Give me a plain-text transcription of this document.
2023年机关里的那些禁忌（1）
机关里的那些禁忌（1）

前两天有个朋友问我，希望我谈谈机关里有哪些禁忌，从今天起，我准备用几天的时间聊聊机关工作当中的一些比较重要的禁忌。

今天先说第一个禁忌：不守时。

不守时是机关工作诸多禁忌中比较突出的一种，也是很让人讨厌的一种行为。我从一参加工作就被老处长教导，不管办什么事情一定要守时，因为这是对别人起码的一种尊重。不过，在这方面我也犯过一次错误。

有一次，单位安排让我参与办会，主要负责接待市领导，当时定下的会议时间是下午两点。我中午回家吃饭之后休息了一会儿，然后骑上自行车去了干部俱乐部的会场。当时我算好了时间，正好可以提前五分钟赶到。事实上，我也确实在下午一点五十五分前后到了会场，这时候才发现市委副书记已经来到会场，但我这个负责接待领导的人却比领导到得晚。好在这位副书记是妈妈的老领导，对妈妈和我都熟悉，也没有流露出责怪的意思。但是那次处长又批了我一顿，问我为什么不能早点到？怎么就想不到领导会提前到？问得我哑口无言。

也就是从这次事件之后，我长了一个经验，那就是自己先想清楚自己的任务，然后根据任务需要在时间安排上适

□ □ □ □ □

YOUR OBJECTIVE: Write out the whole listing again. Match it word for word.

WORKED ANSWER:
Give me a plain-text transcription of this document.
2023年机关里的那些禁忌（1）
机关里的那些禁忌（1）

前两天有个朋友问我，希望我谈谈机关里有哪些禁忌，从今天起，我准备用几天的时间聊聊机关工作当中的一些比较重要的禁忌。

今天先说第一个禁忌：不守时。

不守时是机关工作诸多禁忌中比较突出的一种，也是很让人讨厌的一种行为。我从一参加工作就被老处长教导，不管办什么事情一定要守时，因为这是对别人起码的一种尊重。不过，在这方面我也犯过一次错误。

有一次，单位安排让我参与办会，主要负责接待市领导，当时定下的会议时间是下午两点。我中午回家吃饭之后休息了一会儿，然后骑上自行车去了干部俱乐部的会场。当时我算好了时间，正好可以提前五分钟赶到。事实上，我也确实在下午一点五十五分前后到了会场，这时候才发现市委副书记已经来到会场，但我这个负责接待领导的人却比领导到得晚。好在这位副书记是妈妈的老领导，对妈妈和我都熟悉，也没有流露出责怪的意思。但是那次处长又批了我一顿，问我为什么不能早点到？怎么就想不到领导会提前到？问得我哑口无言。

也就是从这次事件之后，我长了一个经验，那就是自己先想清楚自己的任务，然后根据任务需要在时间安排上适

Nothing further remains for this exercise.